**YOUR INSTRUCTIONS**
Count the lines in the data below where the string "true" occurs, please, and give the number alone.

**RECORDS SHOWN**
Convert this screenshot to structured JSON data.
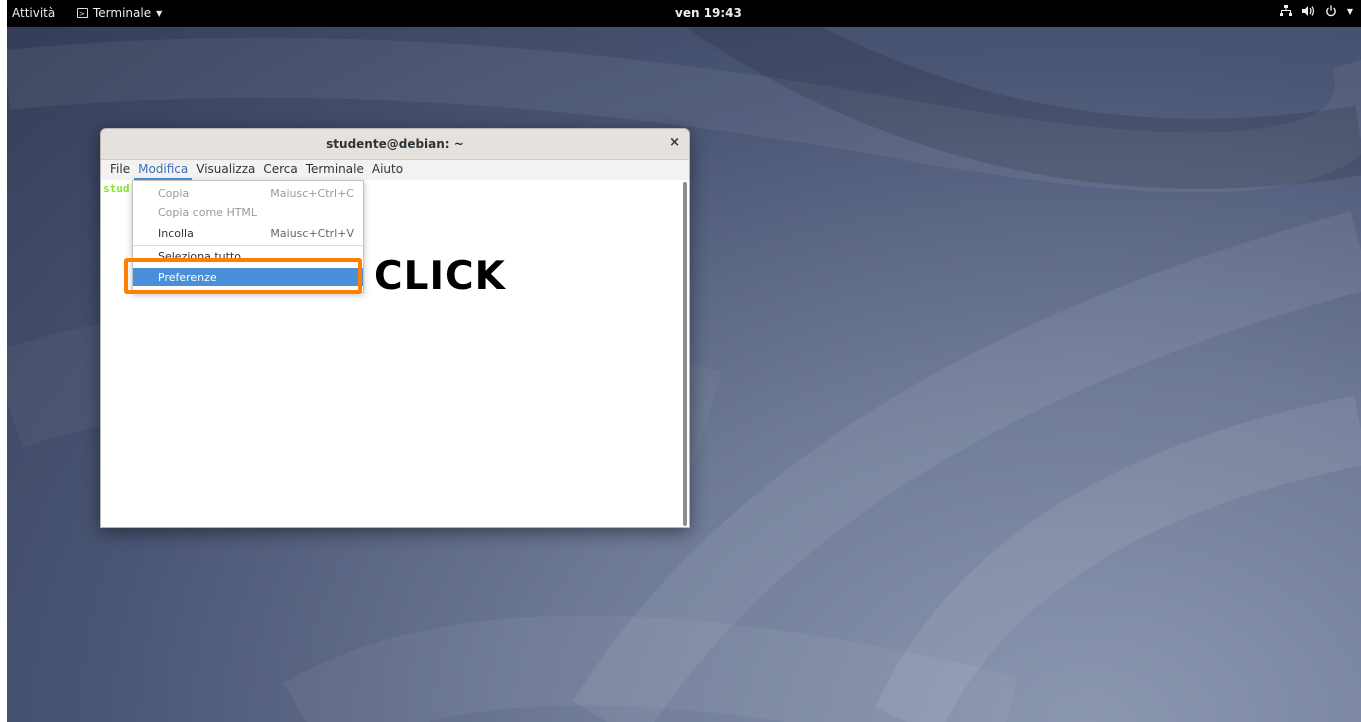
{
  "topbar": {
    "activities": "Attività",
    "app_name": "Terminale",
    "clock": "ven 19:43",
    "tray_icons": [
      "network-icon",
      "volume-icon",
      "power-icon"
    ]
  },
  "window": {
    "title": "studente@debian: ~",
    "close_glyph": "×",
    "prompt": "stud"
  },
  "menubar": {
    "items": [
      "File",
      "Modifica",
      "Visualizza",
      "Cerca",
      "Terminale",
      "Aiuto"
    ],
    "active": "Modifica"
  },
  "dropdown": {
    "items": [
      {
        "label": "Copia",
        "accel": "Maiusc+Ctrl+C",
        "enabled": false
      },
      {
        "label": "Copia come HTML",
        "accel": "",
        "enabled": false
      },
      {
        "label": "Incolla",
        "accel": "Maiusc+Ctrl+V",
        "enabled": true
      },
      {
        "label": "Seleziona tutto",
        "accel": "",
        "enabled": true
      },
      {
        "label": "Preferenze",
        "accel": "",
        "enabled": true,
        "selected": true
      }
    ]
  },
  "annotation": {
    "text": "CLICK",
    "color": "#ff7f00"
  },
  "colors": {
    "topbar": "#000000",
    "selection": "#4a90d9",
    "prompt": "#8ae234"
  }
}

**COMPLETE RESPONSE**
4